◆ **LISTING**
——————————

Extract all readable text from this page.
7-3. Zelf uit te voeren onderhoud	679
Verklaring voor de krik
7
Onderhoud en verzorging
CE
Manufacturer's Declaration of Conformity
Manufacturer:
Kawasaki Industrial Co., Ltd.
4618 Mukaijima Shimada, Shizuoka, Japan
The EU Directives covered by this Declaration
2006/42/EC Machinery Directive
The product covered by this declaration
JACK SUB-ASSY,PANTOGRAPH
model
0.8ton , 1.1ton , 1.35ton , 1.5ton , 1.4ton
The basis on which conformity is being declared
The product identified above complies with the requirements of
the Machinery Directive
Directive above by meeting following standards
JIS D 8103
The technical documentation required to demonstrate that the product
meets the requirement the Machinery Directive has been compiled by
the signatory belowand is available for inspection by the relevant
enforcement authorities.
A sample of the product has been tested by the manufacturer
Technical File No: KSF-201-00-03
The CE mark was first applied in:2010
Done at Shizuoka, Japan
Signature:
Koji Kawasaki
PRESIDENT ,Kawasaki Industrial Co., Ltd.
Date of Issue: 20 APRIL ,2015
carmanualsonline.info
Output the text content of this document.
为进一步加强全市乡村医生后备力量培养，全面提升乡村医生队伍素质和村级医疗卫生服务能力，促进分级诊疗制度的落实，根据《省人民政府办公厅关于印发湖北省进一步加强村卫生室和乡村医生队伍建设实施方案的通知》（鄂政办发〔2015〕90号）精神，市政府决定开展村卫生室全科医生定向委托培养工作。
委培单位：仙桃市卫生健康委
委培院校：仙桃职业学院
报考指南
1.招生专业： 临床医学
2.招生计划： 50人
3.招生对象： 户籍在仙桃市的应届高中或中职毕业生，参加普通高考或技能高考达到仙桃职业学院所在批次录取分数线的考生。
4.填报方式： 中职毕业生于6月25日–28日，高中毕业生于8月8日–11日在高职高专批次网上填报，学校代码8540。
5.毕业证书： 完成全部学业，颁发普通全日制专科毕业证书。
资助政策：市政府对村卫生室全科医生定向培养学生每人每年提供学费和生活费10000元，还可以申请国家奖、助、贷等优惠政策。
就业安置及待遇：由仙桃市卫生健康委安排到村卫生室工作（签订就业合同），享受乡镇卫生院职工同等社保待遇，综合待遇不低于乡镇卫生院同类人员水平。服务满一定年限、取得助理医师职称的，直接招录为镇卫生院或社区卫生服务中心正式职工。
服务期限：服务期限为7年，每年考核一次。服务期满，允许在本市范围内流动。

——————————

◆ **EXERCISE**
Give all the records again. Match them exactly.

◆ **EXERCISE SOLUTION**
Extract all readable text from this page.
7-3. Zelf uit te voeren onderhoud	679
Verklaring voor de krik
7
Onderhoud en verzorging
CE
Manufacturer's Declaration of Conformity
Manufacturer:
Kawasaki Industrial Co., Ltd.
4618 Mukaijima Shimada, Shizuoka, Japan
The EU Directives covered by this Declaration
2006/42/EC Machinery Directive
The product covered by this declaration
JACK SUB-ASSY,PANTOGRAPH
model
0.8ton , 1.1ton , 1.35ton , 1.5ton , 1.4ton
The basis on which conformity is being declared
The product identified above complies with the requirements of
the Machinery Directive
Directive above by meeting following standards
JIS D 8103
The technical documentation required to demonstrate that the product
meets the requirement the Machinery Directive has been compiled by
the signatory belowand is available for inspection by the relevant
enforcement authorities.
A sample of the product has been tested by the manufacturer
Technical File No: KSF-201-00-03
The CE mark was first applied in:2010
Done at Shizuoka, Japan
Signature:
Koji Kawasaki
PRESIDENT ,Kawasaki Industrial Co., Ltd.
Date of Issue: 20 APRIL ,2015
carmanualsonline.info
Output the text content of this document.
为进一步加强全市乡村医生后备力量培养，全面提升乡村医生队伍素质和村级医疗卫生服务能力，促进分级诊疗制度的落实，根据《省人民政府办公厅关于印发湖北省进一步加强村卫生室和乡村医生队伍建设实施方案的通知》（鄂政办发〔2015〕90号）精神，市政府决定开展村卫生室全科医生定向委托培养工作。
委培单位：仙桃市卫生健康委
委培院校：仙桃职业学院
报考指南
1.招生专业： 临床医学
2.招生计划： 50人
3.招生对象： 户籍在仙桃市的应届高中或中职毕业生，参加普通高考或技能高考达到仙桃职业学院所在批次录取分数线的考生。
4.填报方式： 中职毕业生于6月25日–28日，高中毕业生于8月8日–11日在高职高专批次网上填报，学校代码8540。
5.毕业证书： 完成全部学业，颁发普通全日制专科毕业证书。
资助政策：市政府对村卫生室全科医生定向培养学生每人每年提供学费和生活费10000元，还可以申请国家奖、助、贷等优惠政策。
就业安置及待遇：由仙桃市卫生健康委安排到村卫生室工作（签订就业合同），享受乡镇卫生院职工同等社保待遇，综合待遇不低于乡镇卫生院同类人员水平。服务满一定年限、取得助理医师职称的，直接招录为镇卫生院或社区卫生服务中心正式职工。
服务期限：服务期限为7年，每年考核一次。服务期满，允许在本市范围内流动。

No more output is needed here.